Brief. Reproduce all entries precisely, down to the last character.

[Chart and figure data]
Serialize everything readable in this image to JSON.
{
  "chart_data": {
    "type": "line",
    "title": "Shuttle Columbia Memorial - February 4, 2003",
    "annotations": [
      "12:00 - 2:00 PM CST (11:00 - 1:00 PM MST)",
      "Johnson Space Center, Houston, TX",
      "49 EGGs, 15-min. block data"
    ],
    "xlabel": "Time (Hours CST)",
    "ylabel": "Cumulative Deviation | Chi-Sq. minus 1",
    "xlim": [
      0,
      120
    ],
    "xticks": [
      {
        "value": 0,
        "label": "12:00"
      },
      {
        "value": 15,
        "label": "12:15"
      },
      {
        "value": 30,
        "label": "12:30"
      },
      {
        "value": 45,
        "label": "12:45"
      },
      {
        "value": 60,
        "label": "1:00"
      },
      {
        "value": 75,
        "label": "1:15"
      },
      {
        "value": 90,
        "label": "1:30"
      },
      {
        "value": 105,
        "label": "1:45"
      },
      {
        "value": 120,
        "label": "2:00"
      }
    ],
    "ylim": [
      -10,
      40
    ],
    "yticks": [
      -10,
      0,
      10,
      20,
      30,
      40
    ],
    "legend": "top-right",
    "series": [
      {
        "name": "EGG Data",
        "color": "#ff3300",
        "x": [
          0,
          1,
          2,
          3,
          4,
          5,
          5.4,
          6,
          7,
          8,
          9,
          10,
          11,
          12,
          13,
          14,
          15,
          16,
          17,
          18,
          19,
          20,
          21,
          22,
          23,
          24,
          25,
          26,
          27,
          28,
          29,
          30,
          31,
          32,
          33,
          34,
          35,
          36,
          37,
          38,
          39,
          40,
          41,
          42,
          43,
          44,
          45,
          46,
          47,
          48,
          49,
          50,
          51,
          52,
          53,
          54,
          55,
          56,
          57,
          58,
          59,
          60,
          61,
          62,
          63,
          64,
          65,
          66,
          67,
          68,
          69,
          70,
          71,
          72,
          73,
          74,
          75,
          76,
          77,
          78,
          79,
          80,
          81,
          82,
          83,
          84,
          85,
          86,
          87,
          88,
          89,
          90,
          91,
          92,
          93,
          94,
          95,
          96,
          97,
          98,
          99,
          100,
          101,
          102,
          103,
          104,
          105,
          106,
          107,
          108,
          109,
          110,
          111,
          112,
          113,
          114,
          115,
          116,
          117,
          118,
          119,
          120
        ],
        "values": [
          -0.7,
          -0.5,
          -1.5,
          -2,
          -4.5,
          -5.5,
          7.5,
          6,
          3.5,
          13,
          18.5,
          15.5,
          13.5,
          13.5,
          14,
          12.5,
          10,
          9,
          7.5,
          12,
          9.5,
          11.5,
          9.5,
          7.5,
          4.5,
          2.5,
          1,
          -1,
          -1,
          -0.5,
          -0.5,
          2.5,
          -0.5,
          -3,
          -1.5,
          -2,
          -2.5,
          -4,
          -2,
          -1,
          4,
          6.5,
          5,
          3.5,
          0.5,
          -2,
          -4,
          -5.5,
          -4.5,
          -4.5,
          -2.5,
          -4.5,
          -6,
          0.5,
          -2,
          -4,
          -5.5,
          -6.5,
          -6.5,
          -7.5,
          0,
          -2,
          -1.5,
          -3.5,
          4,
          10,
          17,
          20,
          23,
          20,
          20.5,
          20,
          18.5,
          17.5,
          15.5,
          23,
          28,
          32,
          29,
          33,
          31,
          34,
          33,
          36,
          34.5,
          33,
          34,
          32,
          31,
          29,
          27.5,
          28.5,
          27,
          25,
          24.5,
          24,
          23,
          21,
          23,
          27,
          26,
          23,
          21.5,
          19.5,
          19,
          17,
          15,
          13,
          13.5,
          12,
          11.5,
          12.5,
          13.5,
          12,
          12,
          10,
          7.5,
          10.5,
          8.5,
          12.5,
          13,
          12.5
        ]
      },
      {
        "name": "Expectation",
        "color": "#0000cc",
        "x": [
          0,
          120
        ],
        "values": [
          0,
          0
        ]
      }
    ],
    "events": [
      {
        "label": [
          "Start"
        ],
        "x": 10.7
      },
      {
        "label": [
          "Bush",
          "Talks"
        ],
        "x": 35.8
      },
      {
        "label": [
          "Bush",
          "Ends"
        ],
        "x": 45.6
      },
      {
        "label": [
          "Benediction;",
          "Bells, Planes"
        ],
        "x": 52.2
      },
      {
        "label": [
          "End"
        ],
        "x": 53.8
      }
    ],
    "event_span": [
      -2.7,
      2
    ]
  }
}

Complete answer.
Serialize everything readable in this image to JSON.
{
  "chart_data": {
    "type": "line",
    "title": "Shuttle Columbia Memorial - February 4, 2003",
    "annotations": [
      "12:00 - 2:00 PM CST (11:00 - 1:00 PM MST)",
      "Johnson Space Center, Houston, TX",
      "49 EGGs, 15-min. block data"
    ],
    "xlabel": "Time (Hours CST)",
    "ylabel": "Cumulative Deviation | Chi-Sq. minus 1",
    "xlim": [
      0,
      120
    ],
    "xticks": [
      {
        "value": 0,
        "label": "12:00"
      },
      {
        "value": 15,
        "label": "12:15"
      },
      {
        "value": 30,
        "label": "12:30"
      },
      {
        "value": 45,
        "label": "12:45"
      },
      {
        "value": 60,
        "label": "1:00"
      },
      {
        "value": 75,
        "label": "1:15"
      },
      {
        "value": 90,
        "label": "1:30"
      },
      {
        "value": 105,
        "label": "1:45"
      },
      {
        "value": 120,
        "label": "2:00"
      }
    ],
    "ylim": [
      -10,
      40
    ],
    "yticks": [
      -10,
      0,
      10,
      20,
      30,
      40
    ],
    "legend": "top-right",
    "series": [
      {
        "name": "EGG Data",
        "color": "#ff3300",
        "x": [
          0,
          1,
          2,
          3,
          4,
          5,
          5.4,
          6,
          7,
          8,
          9,
          10,
          11,
          12,
          13,
          14,
          15,
          16,
          17,
          18,
          19,
          20,
          21,
          22,
          23,
          24,
          25,
          26,
          27,
          28,
          29,
          30,
          31,
          32,
          33,
          34,
          35,
          36,
          37,
          38,
          39,
          40,
          41,
          42,
          43,
          44,
          45,
          46,
          47,
          48,
          49,
          50,
          51,
          52,
          53,
          54,
          55,
          56,
          57,
          58,
          59,
          60,
          61,
          62,
          63,
          64,
          65,
          66,
          67,
          68,
          69,
          70,
          71,
          72,
          73,
          74,
          75,
          76,
          77,
          78,
          79,
          80,
          81,
          82,
          83,
          84,
          85,
          86,
          87,
          88,
          89,
          90,
          91,
          92,
          93,
          94,
          95,
          96,
          97,
          98,
          99,
          100,
          101,
          102,
          103,
          104,
          105,
          106,
          107,
          108,
          109,
          110,
          111,
          112,
          113,
          114,
          115,
          116,
          117,
          118,
          119,
          120
        ],
        "values": [
          -0.7,
          -0.5,
          -1.5,
          -2,
          -4.5,
          -5.5,
          7.5,
          6,
          3.5,
          13,
          18.5,
          15.5,
          13.5,
          13.5,
          14,
          12.5,
          10,
          9,
          7.5,
          12,
          9.5,
          11.5,
          9.5,
          7.5,
          4.5,
          2.5,
          1,
          -1,
          -1,
          -0.5,
          -0.5,
          2.5,
          -0.5,
          -3,
          -1.5,
          -2,
          -2.5,
          -4,
          -2,
          -1,
          4,
          6.5,
          5,
          3.5,
          0.5,
          -2,
          -4,
          -5.5,
          -4.5,
          -4.5,
          -2.5,
          -4.5,
          -6,
          0.5,
          -2,
          -4,
          -5.5,
          -6.5,
          -6.5,
          -7.5,
          0,
          -2,
          -1.5,
          -3.5,
          4,
          10,
          17,
          20,
          23,
          20,
          20.5,
          20,
          18.5,
          17.5,
          15.5,
          23,
          28,
          32,
          29,
          33,
          31,
          34,
          33,
          36,
          34.5,
          33,
          34,
          32,
          31,
          29,
          27.5,
          28.5,
          27,
          25,
          24.5,
          24,
          23,
          21,
          23,
          27,
          26,
          23,
          21.5,
          19.5,
          19,
          17,
          15,
          13,
          13.5,
          12,
          11.5,
          12.5,
          13.5,
          12,
          12,
          10,
          7.5,
          10.5,
          8.5,
          12.5,
          13,
          12.5
        ]
      },
      {
        "name": "Expectation",
        "color": "#0000cc",
        "x": [
          0,
          120
        ],
        "values": [
          0,
          0
        ]
      }
    ],
    "events": [
      {
        "label": [
          "Start"
        ],
        "x": 10.7
      },
      {
        "label": [
          "Bush",
          "Talks"
        ],
        "x": 35.8
      },
      {
        "label": [
          "Bush",
          "Ends"
        ],
        "x": 45.6
      },
      {
        "label": [
          "Benediction;",
          "Bells, Planes"
        ],
        "x": 52.2
      },
      {
        "label": [
          "End"
        ],
        "x": 53.8
      }
    ],
    "event_span": [
      -2.7,
      2
    ]
  }
}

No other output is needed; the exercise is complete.